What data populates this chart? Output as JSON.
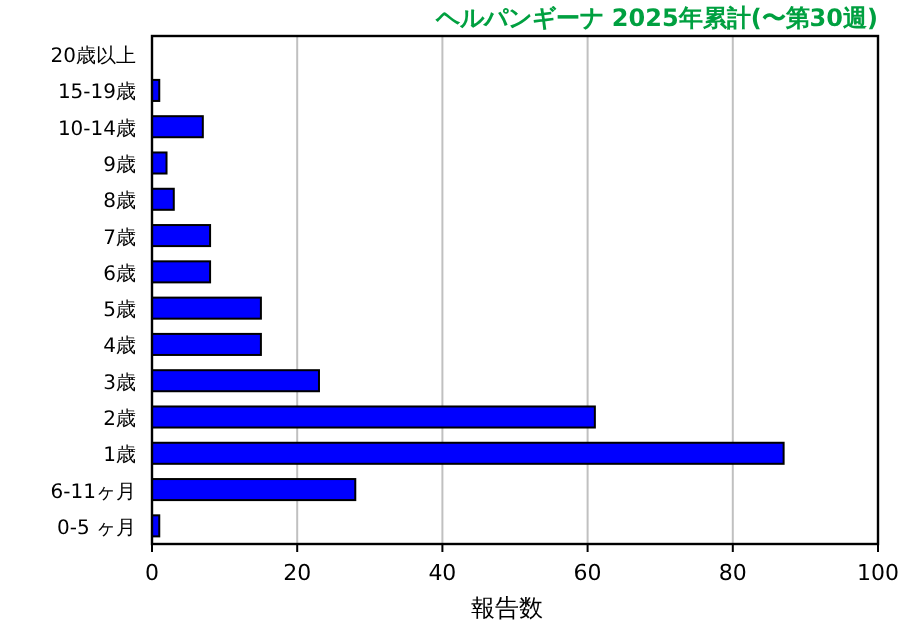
{
  "chart_data": {
    "type": "bar",
    "orientation": "horizontal",
    "title": "ヘルパンギーナ 2025年累計(〜第30週)",
    "xlabel": "報告数",
    "categories": [
      "20歳以上",
      "15-19歳",
      "10-14歳",
      "9歳",
      "8歳",
      "7歳",
      "6歳",
      "5歳",
      "4歳",
      "3歳",
      "2歳",
      "1歳",
      "6-11ヶ月",
      "0-5 ヶ月"
    ],
    "values": [
      0,
      1,
      7,
      2,
      3,
      8,
      8,
      15,
      15,
      23,
      61,
      87,
      28,
      1
    ],
    "color": "#0000ff",
    "xlim": [
      0,
      100
    ],
    "xticks": [
      0,
      20,
      40,
      60,
      80,
      100
    ],
    "grid": "x"
  }
}
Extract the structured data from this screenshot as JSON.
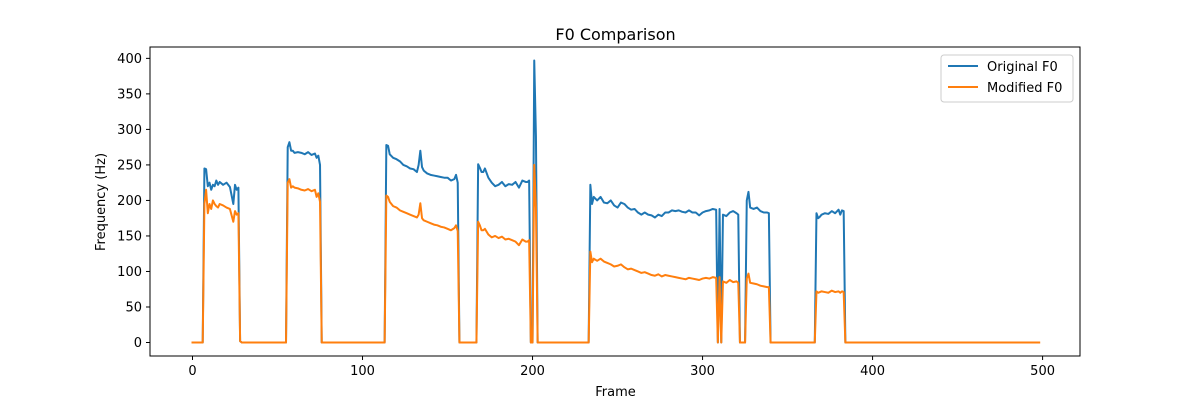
{
  "chart_data": {
    "type": "line",
    "title": "F0 Comparison",
    "xlabel": "Frame",
    "ylabel": "Frequency (Hz)",
    "xlim": [
      -25,
      522
    ],
    "ylim": [
      -19,
      416
    ],
    "xticks": [
      0,
      100,
      200,
      300,
      400,
      500
    ],
    "yticks": [
      0,
      50,
      100,
      150,
      200,
      250,
      300,
      350,
      400
    ],
    "grid": false,
    "legend_position": "top-right",
    "series": [
      {
        "name": "Original F0",
        "color": "#1f77b4",
        "x": [
          0,
          6,
          7,
          8,
          9,
          10,
          11,
          12,
          13,
          14,
          15,
          16,
          18,
          20,
          22,
          24,
          25,
          26,
          27,
          28,
          29,
          55,
          56,
          57,
          58,
          59,
          60,
          62,
          64,
          66,
          68,
          70,
          72,
          73,
          74,
          75,
          76,
          113,
          114,
          115,
          116,
          118,
          120,
          122,
          124,
          126,
          128,
          130,
          132,
          133,
          134,
          135,
          136,
          138,
          140,
          142,
          144,
          146,
          148,
          150,
          152,
          154,
          155,
          156,
          157,
          158,
          167,
          168,
          169,
          170,
          171,
          172,
          174,
          176,
          178,
          180,
          182,
          184,
          186,
          188,
          190,
          192,
          194,
          196,
          197,
          198,
          199,
          200,
          201,
          202,
          203,
          204,
          205,
          206,
          233,
          234,
          235,
          236,
          238,
          240,
          242,
          244,
          246,
          248,
          250,
          252,
          254,
          256,
          258,
          260,
          262,
          264,
          266,
          268,
          270,
          272,
          274,
          276,
          278,
          280,
          282,
          284,
          286,
          288,
          290,
          292,
          294,
          296,
          298,
          300,
          302,
          304,
          306,
          308,
          309,
          310,
          311,
          312,
          314,
          316,
          318,
          320,
          321,
          322,
          325,
          326,
          327,
          328,
          330,
          332,
          334,
          336,
          338,
          339,
          340,
          366,
          367,
          368,
          369,
          370,
          372,
          374,
          376,
          378,
          380,
          381,
          382,
          383,
          384,
          400,
          416
        ],
        "y": [
          0,
          0,
          245,
          244,
          220,
          225,
          215,
          222,
          220,
          228,
          222,
          226,
          222,
          225,
          219,
          195,
          222,
          215,
          218,
          2,
          0,
          0,
          275,
          282,
          270,
          270,
          267,
          268,
          267,
          265,
          268,
          264,
          266,
          260,
          263,
          250,
          0,
          0,
          278,
          277,
          265,
          260,
          258,
          255,
          250,
          248,
          245,
          244,
          240,
          250,
          270,
          247,
          242,
          238,
          236,
          235,
          234,
          233,
          232,
          232,
          228,
          230,
          236,
          225,
          0,
          0,
          0,
          251,
          246,
          240,
          240,
          245,
          232,
          225,
          220,
          222,
          226,
          220,
          223,
          222,
          226,
          218,
          228,
          226,
          226,
          228,
          0,
          0,
          397,
          290,
          0,
          0,
          0,
          0,
          0,
          222,
          195,
          205,
          200,
          205,
          197,
          196,
          200,
          193,
          190,
          197,
          195,
          190,
          187,
          188,
          183,
          180,
          183,
          180,
          179,
          176,
          180,
          178,
          183,
          183,
          186,
          185,
          186,
          184,
          183,
          186,
          183,
          183,
          179,
          183,
          185,
          186,
          188,
          187,
          0,
          188,
          0,
          180,
          178,
          183,
          185,
          182,
          180,
          0,
          0,
          200,
          212,
          190,
          188,
          190,
          185,
          183,
          183,
          182,
          0,
          0,
          182,
          175,
          177,
          180,
          182,
          181,
          185,
          182,
          187,
          180,
          186,
          185,
          0,
          0,
          0
        ]
      },
      {
        "name": "Modified F0",
        "color": "#ff7f0e",
        "x": [
          0,
          6,
          7,
          8,
          9,
          10,
          11,
          12,
          13,
          14,
          15,
          16,
          18,
          20,
          22,
          24,
          25,
          26,
          27,
          28,
          29,
          55,
          56,
          57,
          58,
          59,
          60,
          62,
          64,
          66,
          68,
          70,
          72,
          73,
          74,
          75,
          76,
          113,
          114,
          115,
          116,
          118,
          120,
          122,
          124,
          126,
          128,
          130,
          132,
          133,
          134,
          135,
          136,
          138,
          140,
          142,
          144,
          146,
          148,
          150,
          152,
          154,
          155,
          156,
          157,
          158,
          167,
          168,
          169,
          170,
          171,
          172,
          174,
          176,
          178,
          180,
          182,
          184,
          186,
          188,
          190,
          192,
          194,
          196,
          197,
          198,
          199,
          200,
          201,
          202,
          203,
          204,
          205,
          206,
          233,
          234,
          235,
          236,
          238,
          240,
          242,
          244,
          246,
          248,
          250,
          252,
          254,
          256,
          258,
          260,
          262,
          264,
          266,
          268,
          270,
          272,
          274,
          276,
          278,
          280,
          282,
          284,
          286,
          288,
          290,
          292,
          294,
          296,
          298,
          300,
          302,
          304,
          306,
          308,
          309,
          310,
          311,
          312,
          314,
          316,
          318,
          320,
          321,
          322,
          325,
          326,
          327,
          328,
          330,
          332,
          334,
          336,
          338,
          339,
          340,
          366,
          367,
          368,
          369,
          370,
          372,
          374,
          376,
          378,
          380,
          381,
          382,
          383,
          384,
          400,
          416,
          450,
          498
        ],
        "y": [
          0,
          0,
          195,
          215,
          182,
          195,
          188,
          200,
          195,
          192,
          190,
          195,
          193,
          190,
          188,
          170,
          185,
          180,
          182,
          2,
          0,
          0,
          225,
          230,
          218,
          220,
          218,
          217,
          215,
          214,
          216,
          213,
          215,
          205,
          210,
          198,
          0,
          0,
          207,
          205,
          198,
          192,
          190,
          186,
          184,
          182,
          180,
          178,
          176,
          180,
          196,
          175,
          172,
          170,
          168,
          166,
          165,
          163,
          162,
          160,
          158,
          161,
          165,
          157,
          0,
          0,
          0,
          170,
          165,
          158,
          158,
          160,
          152,
          148,
          150,
          147,
          149,
          145,
          146,
          144,
          142,
          137,
          145,
          142,
          142,
          144,
          0,
          0,
          250,
          190,
          0,
          0,
          0,
          0,
          0,
          128,
          113,
          118,
          115,
          118,
          114,
          112,
          110,
          107,
          108,
          110,
          106,
          103,
          104,
          102,
          100,
          98,
          99,
          97,
          95,
          94,
          96,
          93,
          95,
          94,
          93,
          92,
          91,
          90,
          89,
          91,
          90,
          89,
          88,
          90,
          91,
          90,
          92,
          91,
          0,
          92,
          0,
          86,
          84,
          88,
          85,
          86,
          84,
          0,
          0,
          90,
          97,
          84,
          83,
          82,
          80,
          79,
          78,
          78,
          0,
          0,
          72,
          70,
          71,
          72,
          71,
          70,
          73,
          71,
          72,
          70,
          72,
          71,
          0,
          0,
          0,
          0,
          0
        ]
      }
    ]
  }
}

--

# [GIVEN PROBLEM]
Every line above should be returned exactly; the pictures stay out.

# [RESULT OF THIS EXERCISE]
What data populates this chart? Output as JSON.
{
  "chart_data": {
    "type": "bar",
    "orientation": "horizontal",
    "title": "ヘルパンギーナ 2025年累計(〜第30週)",
    "xlabel": "報告数",
    "categories": [
      "20歳以上",
      "15-19歳",
      "10-14歳",
      "9歳",
      "8歳",
      "7歳",
      "6歳",
      "5歳",
      "4歳",
      "3歳",
      "2歳",
      "1歳",
      "6-11ヶ月",
      "0-5 ヶ月"
    ],
    "values": [
      0,
      1,
      7,
      2,
      3,
      8,
      8,
      15,
      15,
      23,
      61,
      87,
      28,
      1
    ],
    "color": "#0000ff",
    "xlim": [
      0,
      100
    ],
    "xticks": [
      0,
      20,
      40,
      60,
      80,
      100
    ],
    "grid": "x"
  }
}
Extract the structured data from this screenshot as JSON.
{
  "chart_data": {
    "type": "line",
    "title": "F0 Comparison",
    "xlabel": "Frame",
    "ylabel": "Frequency (Hz)",
    "xlim": [
      -25,
      522
    ],
    "ylim": [
      -19,
      416
    ],
    "xticks": [
      0,
      100,
      200,
      300,
      400,
      500
    ],
    "yticks": [
      0,
      50,
      100,
      150,
      200,
      250,
      300,
      350,
      400
    ],
    "grid": false,
    "legend_position": "top-right",
    "series": [
      {
        "name": "Original F0",
        "color": "#1f77b4",
        "x": [
          0,
          6,
          7,
          8,
          9,
          10,
          11,
          12,
          13,
          14,
          15,
          16,
          18,
          20,
          22,
          24,
          25,
          26,
          27,
          28,
          29,
          55,
          56,
          57,
          58,
          59,
          60,
          62,
          64,
          66,
          68,
          70,
          72,
          73,
          74,
          75,
          76,
          113,
          114,
          115,
          116,
          118,
          120,
          122,
          124,
          126,
          128,
          130,
          132,
          133,
          134,
          135,
          136,
          138,
          140,
          142,
          144,
          146,
          148,
          150,
          152,
          154,
          155,
          156,
          157,
          158,
          167,
          168,
          169,
          170,
          171,
          172,
          174,
          176,
          178,
          180,
          182,
          184,
          186,
          188,
          190,
          192,
          194,
          196,
          197,
          198,
          199,
          200,
          201,
          202,
          203,
          204,
          205,
          206,
          233,
          234,
          235,
          236,
          238,
          240,
          242,
          244,
          246,
          248,
          250,
          252,
          254,
          256,
          258,
          260,
          262,
          264,
          266,
          268,
          270,
          272,
          274,
          276,
          278,
          280,
          282,
          284,
          286,
          288,
          290,
          292,
          294,
          296,
          298,
          300,
          302,
          304,
          306,
          308,
          309,
          310,
          311,
          312,
          314,
          316,
          318,
          320,
          321,
          322,
          325,
          326,
          327,
          328,
          330,
          332,
          334,
          336,
          338,
          339,
          340,
          366,
          367,
          368,
          369,
          370,
          372,
          374,
          376,
          378,
          380,
          381,
          382,
          383,
          384,
          400,
          416
        ],
        "y": [
          0,
          0,
          245,
          244,
          220,
          225,
          215,
          222,
          220,
          228,
          222,
          226,
          222,
          225,
          219,
          195,
          222,
          215,
          218,
          2,
          0,
          0,
          275,
          282,
          270,
          270,
          267,
          268,
          267,
          265,
          268,
          264,
          266,
          260,
          263,
          250,
          0,
          0,
          278,
          277,
          265,
          260,
          258,
          255,
          250,
          248,
          245,
          244,
          240,
          250,
          270,
          247,
          242,
          238,
          236,
          235,
          234,
          233,
          232,
          232,
          228,
          230,
          236,
          225,
          0,
          0,
          0,
          251,
          246,
          240,
          240,
          245,
          232,
          225,
          220,
          222,
          226,
          220,
          223,
          222,
          226,
          218,
          228,
          226,
          226,
          228,
          0,
          0,
          397,
          290,
          0,
          0,
          0,
          0,
          0,
          222,
          195,
          205,
          200,
          205,
          197,
          196,
          200,
          193,
          190,
          197,
          195,
          190,
          187,
          188,
          183,
          180,
          183,
          180,
          179,
          176,
          180,
          178,
          183,
          183,
          186,
          185,
          186,
          184,
          183,
          186,
          183,
          183,
          179,
          183,
          185,
          186,
          188,
          187,
          0,
          188,
          0,
          180,
          178,
          183,
          185,
          182,
          180,
          0,
          0,
          200,
          212,
          190,
          188,
          190,
          185,
          183,
          183,
          182,
          0,
          0,
          182,
          175,
          177,
          180,
          182,
          181,
          185,
          182,
          187,
          180,
          186,
          185,
          0,
          0,
          0
        ]
      },
      {
        "name": "Modified F0",
        "color": "#ff7f0e",
        "x": [
          0,
          6,
          7,
          8,
          9,
          10,
          11,
          12,
          13,
          14,
          15,
          16,
          18,
          20,
          22,
          24,
          25,
          26,
          27,
          28,
          29,
          55,
          56,
          57,
          58,
          59,
          60,
          62,
          64,
          66,
          68,
          70,
          72,
          73,
          74,
          75,
          76,
          113,
          114,
          115,
          116,
          118,
          120,
          122,
          124,
          126,
          128,
          130,
          132,
          133,
          134,
          135,
          136,
          138,
          140,
          142,
          144,
          146,
          148,
          150,
          152,
          154,
          155,
          156,
          157,
          158,
          167,
          168,
          169,
          170,
          171,
          172,
          174,
          176,
          178,
          180,
          182,
          184,
          186,
          188,
          190,
          192,
          194,
          196,
          197,
          198,
          199,
          200,
          201,
          202,
          203,
          204,
          205,
          206,
          233,
          234,
          235,
          236,
          238,
          240,
          242,
          244,
          246,
          248,
          250,
          252,
          254,
          256,
          258,
          260,
          262,
          264,
          266,
          268,
          270,
          272,
          274,
          276,
          278,
          280,
          282,
          284,
          286,
          288,
          290,
          292,
          294,
          296,
          298,
          300,
          302,
          304,
          306,
          308,
          309,
          310,
          311,
          312,
          314,
          316,
          318,
          320,
          321,
          322,
          325,
          326,
          327,
          328,
          330,
          332,
          334,
          336,
          338,
          339,
          340,
          366,
          367,
          368,
          369,
          370,
          372,
          374,
          376,
          378,
          380,
          381,
          382,
          383,
          384,
          400,
          416,
          450,
          498
        ],
        "y": [
          0,
          0,
          195,
          215,
          182,
          195,
          188,
          200,
          195,
          192,
          190,
          195,
          193,
          190,
          188,
          170,
          185,
          180,
          182,
          2,
          0,
          0,
          225,
          230,
          218,
          220,
          218,
          217,
          215,
          214,
          216,
          213,
          215,
          205,
          210,
          198,
          0,
          0,
          207,
          205,
          198,
          192,
          190,
          186,
          184,
          182,
          180,
          178,
          176,
          180,
          196,
          175,
          172,
          170,
          168,
          166,
          165,
          163,
          162,
          160,
          158,
          161,
          165,
          157,
          0,
          0,
          0,
          170,
          165,
          158,
          158,
          160,
          152,
          148,
          150,
          147,
          149,
          145,
          146,
          144,
          142,
          137,
          145,
          142,
          142,
          144,
          0,
          0,
          250,
          190,
          0,
          0,
          0,
          0,
          0,
          128,
          113,
          118,
          115,
          118,
          114,
          112,
          110,
          107,
          108,
          110,
          106,
          103,
          104,
          102,
          100,
          98,
          99,
          97,
          95,
          94,
          96,
          93,
          95,
          94,
          93,
          92,
          91,
          90,
          89,
          91,
          90,
          89,
          88,
          90,
          91,
          90,
          92,
          91,
          0,
          92,
          0,
          86,
          84,
          88,
          85,
          86,
          84,
          0,
          0,
          90,
          97,
          84,
          83,
          82,
          80,
          79,
          78,
          78,
          0,
          0,
          72,
          70,
          71,
          72,
          71,
          70,
          73,
          71,
          72,
          70,
          72,
          71,
          0,
          0,
          0,
          0,
          0
        ]
      }
    ]
  }
}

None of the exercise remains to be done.